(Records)
>> Start

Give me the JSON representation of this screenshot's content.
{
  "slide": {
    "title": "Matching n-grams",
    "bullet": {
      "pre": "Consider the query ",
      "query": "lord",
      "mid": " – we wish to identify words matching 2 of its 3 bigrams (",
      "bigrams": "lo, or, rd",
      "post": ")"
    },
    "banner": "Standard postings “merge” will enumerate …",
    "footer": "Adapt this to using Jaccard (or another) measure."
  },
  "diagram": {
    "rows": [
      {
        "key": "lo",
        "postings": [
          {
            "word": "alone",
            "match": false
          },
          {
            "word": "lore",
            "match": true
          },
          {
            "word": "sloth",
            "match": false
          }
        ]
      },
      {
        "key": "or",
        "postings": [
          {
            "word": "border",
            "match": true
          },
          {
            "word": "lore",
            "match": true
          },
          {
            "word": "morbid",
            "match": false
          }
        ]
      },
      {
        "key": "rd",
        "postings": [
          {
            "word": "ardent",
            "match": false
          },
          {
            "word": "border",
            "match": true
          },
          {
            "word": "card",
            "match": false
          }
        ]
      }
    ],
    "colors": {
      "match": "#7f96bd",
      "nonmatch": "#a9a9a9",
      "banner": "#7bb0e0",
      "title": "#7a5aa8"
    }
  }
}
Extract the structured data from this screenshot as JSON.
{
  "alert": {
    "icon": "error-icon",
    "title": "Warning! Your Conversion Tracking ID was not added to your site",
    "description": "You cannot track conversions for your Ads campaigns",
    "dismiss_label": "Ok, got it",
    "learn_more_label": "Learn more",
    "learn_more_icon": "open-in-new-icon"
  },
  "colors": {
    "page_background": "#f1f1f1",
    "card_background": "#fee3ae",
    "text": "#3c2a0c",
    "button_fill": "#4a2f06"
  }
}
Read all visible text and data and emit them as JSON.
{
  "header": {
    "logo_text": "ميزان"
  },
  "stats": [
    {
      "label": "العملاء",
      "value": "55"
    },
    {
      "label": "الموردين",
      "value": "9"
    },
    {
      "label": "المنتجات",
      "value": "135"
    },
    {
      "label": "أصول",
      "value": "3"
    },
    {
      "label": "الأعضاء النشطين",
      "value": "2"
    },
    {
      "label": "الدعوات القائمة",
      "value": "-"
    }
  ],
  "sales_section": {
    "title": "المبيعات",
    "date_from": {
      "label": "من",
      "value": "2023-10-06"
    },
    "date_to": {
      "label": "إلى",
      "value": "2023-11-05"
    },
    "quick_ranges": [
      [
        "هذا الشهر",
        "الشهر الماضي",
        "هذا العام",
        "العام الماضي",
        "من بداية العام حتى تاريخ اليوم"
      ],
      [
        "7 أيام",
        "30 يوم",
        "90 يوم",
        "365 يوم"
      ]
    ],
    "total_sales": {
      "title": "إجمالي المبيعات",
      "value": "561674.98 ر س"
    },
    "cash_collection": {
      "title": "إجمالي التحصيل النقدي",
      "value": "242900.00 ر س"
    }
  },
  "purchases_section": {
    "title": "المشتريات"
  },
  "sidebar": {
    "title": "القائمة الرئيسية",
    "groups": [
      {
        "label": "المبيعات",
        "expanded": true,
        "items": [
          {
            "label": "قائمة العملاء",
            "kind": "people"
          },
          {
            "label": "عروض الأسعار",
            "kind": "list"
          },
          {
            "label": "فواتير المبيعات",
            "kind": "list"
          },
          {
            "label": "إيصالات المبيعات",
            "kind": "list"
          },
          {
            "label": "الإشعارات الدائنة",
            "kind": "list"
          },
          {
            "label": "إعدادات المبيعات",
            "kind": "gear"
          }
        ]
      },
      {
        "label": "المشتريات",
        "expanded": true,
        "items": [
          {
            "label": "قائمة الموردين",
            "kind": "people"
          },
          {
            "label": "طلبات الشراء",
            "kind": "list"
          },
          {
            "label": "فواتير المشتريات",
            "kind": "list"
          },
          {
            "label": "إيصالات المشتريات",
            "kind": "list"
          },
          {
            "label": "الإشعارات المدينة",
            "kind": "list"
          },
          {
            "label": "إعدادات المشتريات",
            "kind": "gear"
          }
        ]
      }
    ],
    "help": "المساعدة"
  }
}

>> End

__Goal__
Quote each line of the listing above exactly.

__Answer to this exercise__
Give me the JSON representation of this screenshot's content.
{
  "slide": {
    "title": "Matching n-grams",
    "bullet": {
      "pre": "Consider the query ",
      "query": "lord",
      "mid": " – we wish to identify words matching 2 of its 3 bigrams (",
      "bigrams": "lo, or, rd",
      "post": ")"
    },
    "banner": "Standard postings “merge” will enumerate …",
    "footer": "Adapt this to using Jaccard (or another) measure."
  },
  "diagram": {
    "rows": [
      {
        "key": "lo",
        "postings": [
          {
            "word": "alone",
            "match": false
          },
          {
            "word": "lore",
            "match": true
          },
          {
            "word": "sloth",
            "match": false
          }
        ]
      },
      {
        "key": "or",
        "postings": [
          {
            "word": "border",
            "match": true
          },
          {
            "word": "lore",
            "match": true
          },
          {
            "word": "morbid",
            "match": false
          }
        ]
      },
      {
        "key": "rd",
        "postings": [
          {
            "word": "ardent",
            "match": false
          },
          {
            "word": "border",
            "match": true
          },
          {
            "word": "card",
            "match": false
          }
        ]
      }
    ],
    "colors": {
      "match": "#7f96bd",
      "nonmatch": "#a9a9a9",
      "banner": "#7bb0e0",
      "title": "#7a5aa8"
    }
  }
}
Extract the structured data from this screenshot as JSON.
{
  "alert": {
    "icon": "error-icon",
    "title": "Warning! Your Conversion Tracking ID was not added to your site",
    "description": "You cannot track conversions for your Ads campaigns",
    "dismiss_label": "Ok, got it",
    "learn_more_label": "Learn more",
    "learn_more_icon": "open-in-new-icon"
  },
  "colors": {
    "page_background": "#f1f1f1",
    "card_background": "#fee3ae",
    "text": "#3c2a0c",
    "button_fill": "#4a2f06"
  }
}
Read all visible text and data and emit them as JSON.
{
  "header": {
    "logo_text": "ميزان"
  },
  "stats": [
    {
      "label": "العملاء",
      "value": "55"
    },
    {
      "label": "الموردين",
      "value": "9"
    },
    {
      "label": "المنتجات",
      "value": "135"
    },
    {
      "label": "أصول",
      "value": "3"
    },
    {
      "label": "الأعضاء النشطين",
      "value": "2"
    },
    {
      "label": "الدعوات القائمة",
      "value": "-"
    }
  ],
  "sales_section": {
    "title": "المبيعات",
    "date_from": {
      "label": "من",
      "value": "2023-10-06"
    },
    "date_to": {
      "label": "إلى",
      "value": "2023-11-05"
    },
    "quick_ranges": [
      [
        "هذا الشهر",
        "الشهر الماضي",
        "هذا العام",
        "العام الماضي",
        "من بداية العام حتى تاريخ اليوم"
      ],
      [
        "7 أيام",
        "30 يوم",
        "90 يوم",
        "365 يوم"
      ]
    ],
    "total_sales": {
      "title": "إجمالي المبيعات",
      "value": "561674.98 ر س"
    },
    "cash_collection": {
      "title": "إجمالي التحصيل النقدي",
      "value": "242900.00 ر س"
    }
  },
  "purchases_section": {
    "title": "المشتريات"
  },
  "sidebar": {
    "title": "القائمة الرئيسية",
    "groups": [
      {
        "label": "المبيعات",
        "expanded": true,
        "items": [
          {
            "label": "قائمة العملاء",
            "kind": "people"
          },
          {
            "label": "عروض الأسعار",
            "kind": "list"
          },
          {
            "label": "فواتير المبيعات",
            "kind": "list"
          },
          {
            "label": "إيصالات المبيعات",
            "kind": "list"
          },
          {
            "label": "الإشعارات الدائنة",
            "kind": "list"
          },
          {
            "label": "إعدادات المبيعات",
            "kind": "gear"
          }
        ]
      },
      {
        "label": "المشتريات",
        "expanded": true,
        "items": [
          {
            "label": "قائمة الموردين",
            "kind": "people"
          },
          {
            "label": "طلبات الشراء",
            "kind": "list"
          },
          {
            "label": "فواتير المشتريات",
            "kind": "list"
          },
          {
            "label": "إيصالات المشتريات",
            "kind": "list"
          },
          {
            "label": "الإشعارات المدينة",
            "kind": "list"
          },
          {
            "label": "إعدادات المشتريات",
            "kind": "gear"
          }
        ]
      }
    ],
    "help": "المساعدة"
  }
}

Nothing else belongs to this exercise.